* Written exercise *
Copy each line of the data below with the word "Answer".

* Supplied data *
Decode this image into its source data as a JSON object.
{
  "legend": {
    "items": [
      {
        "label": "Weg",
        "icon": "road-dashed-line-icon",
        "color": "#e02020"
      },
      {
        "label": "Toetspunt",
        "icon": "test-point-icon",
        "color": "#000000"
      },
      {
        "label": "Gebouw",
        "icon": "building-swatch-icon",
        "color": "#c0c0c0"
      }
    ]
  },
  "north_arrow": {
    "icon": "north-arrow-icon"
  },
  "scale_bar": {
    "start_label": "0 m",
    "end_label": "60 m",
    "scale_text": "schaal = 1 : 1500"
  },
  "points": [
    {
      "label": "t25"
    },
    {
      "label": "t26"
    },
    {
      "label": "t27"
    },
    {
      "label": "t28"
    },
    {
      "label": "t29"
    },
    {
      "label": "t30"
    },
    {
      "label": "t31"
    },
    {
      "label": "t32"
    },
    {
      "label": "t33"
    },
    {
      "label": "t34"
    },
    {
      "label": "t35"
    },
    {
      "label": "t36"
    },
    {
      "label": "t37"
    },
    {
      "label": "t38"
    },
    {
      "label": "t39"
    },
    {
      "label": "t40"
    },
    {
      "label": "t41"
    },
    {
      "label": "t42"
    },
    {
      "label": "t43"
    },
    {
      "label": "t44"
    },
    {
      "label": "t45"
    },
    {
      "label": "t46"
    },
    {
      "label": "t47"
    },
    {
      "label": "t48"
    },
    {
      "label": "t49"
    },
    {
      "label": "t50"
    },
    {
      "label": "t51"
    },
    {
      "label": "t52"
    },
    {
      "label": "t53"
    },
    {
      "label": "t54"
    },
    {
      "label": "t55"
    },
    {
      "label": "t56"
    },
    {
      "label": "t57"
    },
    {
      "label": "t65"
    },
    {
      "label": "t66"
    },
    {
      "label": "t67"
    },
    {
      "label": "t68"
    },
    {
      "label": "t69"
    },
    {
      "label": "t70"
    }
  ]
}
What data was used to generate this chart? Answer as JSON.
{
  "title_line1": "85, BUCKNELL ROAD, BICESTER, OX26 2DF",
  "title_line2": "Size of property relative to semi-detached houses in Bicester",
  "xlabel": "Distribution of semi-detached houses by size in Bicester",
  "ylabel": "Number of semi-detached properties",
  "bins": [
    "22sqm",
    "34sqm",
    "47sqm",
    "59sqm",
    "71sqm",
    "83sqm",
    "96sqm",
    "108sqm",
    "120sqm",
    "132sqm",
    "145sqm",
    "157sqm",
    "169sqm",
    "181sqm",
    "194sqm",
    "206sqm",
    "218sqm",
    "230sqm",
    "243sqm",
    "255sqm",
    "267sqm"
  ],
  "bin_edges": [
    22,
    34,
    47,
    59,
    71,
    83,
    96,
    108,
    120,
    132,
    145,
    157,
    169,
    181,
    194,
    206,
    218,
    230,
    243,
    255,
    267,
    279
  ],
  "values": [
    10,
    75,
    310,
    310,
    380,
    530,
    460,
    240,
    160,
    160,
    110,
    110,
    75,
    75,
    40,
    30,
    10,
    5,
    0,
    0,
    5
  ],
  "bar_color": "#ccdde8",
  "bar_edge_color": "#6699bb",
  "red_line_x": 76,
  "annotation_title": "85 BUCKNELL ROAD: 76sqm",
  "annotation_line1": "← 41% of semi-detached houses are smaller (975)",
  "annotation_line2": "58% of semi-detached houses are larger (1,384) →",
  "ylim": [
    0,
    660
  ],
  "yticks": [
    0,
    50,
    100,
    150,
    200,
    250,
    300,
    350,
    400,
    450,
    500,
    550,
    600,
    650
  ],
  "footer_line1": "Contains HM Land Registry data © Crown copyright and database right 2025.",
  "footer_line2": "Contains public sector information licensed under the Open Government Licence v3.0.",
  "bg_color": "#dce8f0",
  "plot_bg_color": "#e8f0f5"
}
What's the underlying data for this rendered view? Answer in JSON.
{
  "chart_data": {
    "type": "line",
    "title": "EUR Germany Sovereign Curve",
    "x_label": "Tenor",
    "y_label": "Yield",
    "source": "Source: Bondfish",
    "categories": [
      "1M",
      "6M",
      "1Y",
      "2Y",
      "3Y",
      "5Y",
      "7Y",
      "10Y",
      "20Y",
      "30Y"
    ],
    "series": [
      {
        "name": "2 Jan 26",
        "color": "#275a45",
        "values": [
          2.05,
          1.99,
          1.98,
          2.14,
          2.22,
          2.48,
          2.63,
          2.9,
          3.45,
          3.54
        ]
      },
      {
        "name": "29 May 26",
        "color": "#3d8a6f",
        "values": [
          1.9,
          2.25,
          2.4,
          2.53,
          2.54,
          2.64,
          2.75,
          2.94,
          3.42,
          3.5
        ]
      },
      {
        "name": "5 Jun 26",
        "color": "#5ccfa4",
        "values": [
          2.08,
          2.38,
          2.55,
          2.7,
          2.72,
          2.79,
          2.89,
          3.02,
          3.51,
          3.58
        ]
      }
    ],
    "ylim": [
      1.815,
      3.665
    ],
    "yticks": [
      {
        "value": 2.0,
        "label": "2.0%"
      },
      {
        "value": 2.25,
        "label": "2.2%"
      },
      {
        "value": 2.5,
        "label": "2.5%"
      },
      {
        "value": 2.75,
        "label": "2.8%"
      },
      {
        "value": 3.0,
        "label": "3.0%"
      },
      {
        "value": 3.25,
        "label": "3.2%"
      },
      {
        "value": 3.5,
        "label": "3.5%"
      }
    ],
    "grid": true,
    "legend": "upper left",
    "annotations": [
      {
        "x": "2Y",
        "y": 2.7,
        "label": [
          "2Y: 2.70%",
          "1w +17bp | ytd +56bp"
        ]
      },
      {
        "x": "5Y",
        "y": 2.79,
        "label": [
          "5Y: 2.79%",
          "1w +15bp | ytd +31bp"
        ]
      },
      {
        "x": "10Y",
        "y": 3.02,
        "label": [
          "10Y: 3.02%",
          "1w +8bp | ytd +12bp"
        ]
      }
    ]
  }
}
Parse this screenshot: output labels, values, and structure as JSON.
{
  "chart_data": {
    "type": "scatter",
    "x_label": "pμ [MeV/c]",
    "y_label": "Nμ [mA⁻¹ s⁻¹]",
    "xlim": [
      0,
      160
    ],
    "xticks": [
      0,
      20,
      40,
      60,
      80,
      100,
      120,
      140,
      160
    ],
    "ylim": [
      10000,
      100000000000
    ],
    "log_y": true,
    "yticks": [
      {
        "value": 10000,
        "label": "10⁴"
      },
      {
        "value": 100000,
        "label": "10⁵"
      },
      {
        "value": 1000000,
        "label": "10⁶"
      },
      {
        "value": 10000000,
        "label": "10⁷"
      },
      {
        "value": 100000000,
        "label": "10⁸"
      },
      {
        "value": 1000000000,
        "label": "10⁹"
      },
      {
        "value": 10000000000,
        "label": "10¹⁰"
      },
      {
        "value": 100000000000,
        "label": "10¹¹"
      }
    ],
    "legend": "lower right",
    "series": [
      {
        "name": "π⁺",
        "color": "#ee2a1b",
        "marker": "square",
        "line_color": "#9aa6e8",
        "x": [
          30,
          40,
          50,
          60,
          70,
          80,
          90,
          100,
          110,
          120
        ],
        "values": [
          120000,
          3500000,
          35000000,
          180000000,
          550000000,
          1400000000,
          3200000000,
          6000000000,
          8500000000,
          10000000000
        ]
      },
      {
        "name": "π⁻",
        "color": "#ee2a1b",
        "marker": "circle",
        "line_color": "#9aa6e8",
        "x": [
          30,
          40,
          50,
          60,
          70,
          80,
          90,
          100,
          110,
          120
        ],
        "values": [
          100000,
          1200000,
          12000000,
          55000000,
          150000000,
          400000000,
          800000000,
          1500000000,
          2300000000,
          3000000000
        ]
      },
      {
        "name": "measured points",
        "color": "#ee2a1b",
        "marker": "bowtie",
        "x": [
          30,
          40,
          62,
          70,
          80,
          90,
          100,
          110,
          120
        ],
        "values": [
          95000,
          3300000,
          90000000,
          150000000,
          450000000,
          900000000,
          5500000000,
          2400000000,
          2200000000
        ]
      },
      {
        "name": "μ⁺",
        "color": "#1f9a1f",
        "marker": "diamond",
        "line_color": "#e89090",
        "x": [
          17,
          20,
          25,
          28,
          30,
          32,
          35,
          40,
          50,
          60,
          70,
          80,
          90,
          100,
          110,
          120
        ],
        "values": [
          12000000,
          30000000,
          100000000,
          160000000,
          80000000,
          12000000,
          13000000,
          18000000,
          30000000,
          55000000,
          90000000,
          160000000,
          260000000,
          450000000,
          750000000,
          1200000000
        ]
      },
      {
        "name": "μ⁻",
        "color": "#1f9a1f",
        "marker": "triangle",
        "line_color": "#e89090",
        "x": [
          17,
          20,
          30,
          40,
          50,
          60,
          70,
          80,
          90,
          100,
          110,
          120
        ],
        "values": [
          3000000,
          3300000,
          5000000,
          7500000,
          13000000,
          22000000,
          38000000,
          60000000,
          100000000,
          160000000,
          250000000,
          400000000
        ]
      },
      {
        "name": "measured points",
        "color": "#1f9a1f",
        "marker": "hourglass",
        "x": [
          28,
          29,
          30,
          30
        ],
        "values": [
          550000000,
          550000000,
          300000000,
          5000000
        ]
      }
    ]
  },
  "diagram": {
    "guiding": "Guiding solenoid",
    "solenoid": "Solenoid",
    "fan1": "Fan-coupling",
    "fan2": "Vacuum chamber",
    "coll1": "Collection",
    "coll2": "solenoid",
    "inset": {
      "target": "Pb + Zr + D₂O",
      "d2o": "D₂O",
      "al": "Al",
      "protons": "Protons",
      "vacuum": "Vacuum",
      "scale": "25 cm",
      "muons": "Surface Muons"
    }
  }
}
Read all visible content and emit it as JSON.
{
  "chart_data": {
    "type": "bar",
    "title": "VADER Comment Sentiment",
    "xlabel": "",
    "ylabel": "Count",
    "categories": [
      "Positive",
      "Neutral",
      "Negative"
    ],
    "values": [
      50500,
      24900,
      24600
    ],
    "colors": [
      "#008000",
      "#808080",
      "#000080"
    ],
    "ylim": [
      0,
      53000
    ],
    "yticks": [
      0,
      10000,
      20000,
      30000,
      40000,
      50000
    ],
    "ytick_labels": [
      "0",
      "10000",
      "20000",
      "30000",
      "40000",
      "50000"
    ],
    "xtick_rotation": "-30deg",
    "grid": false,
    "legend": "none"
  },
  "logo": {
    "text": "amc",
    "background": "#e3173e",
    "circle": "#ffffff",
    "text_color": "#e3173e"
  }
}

* Completed exercise *
What data was used to generate this chart? Answer as JSON.
What's the underlying data for this rendered view? Answer in JSON.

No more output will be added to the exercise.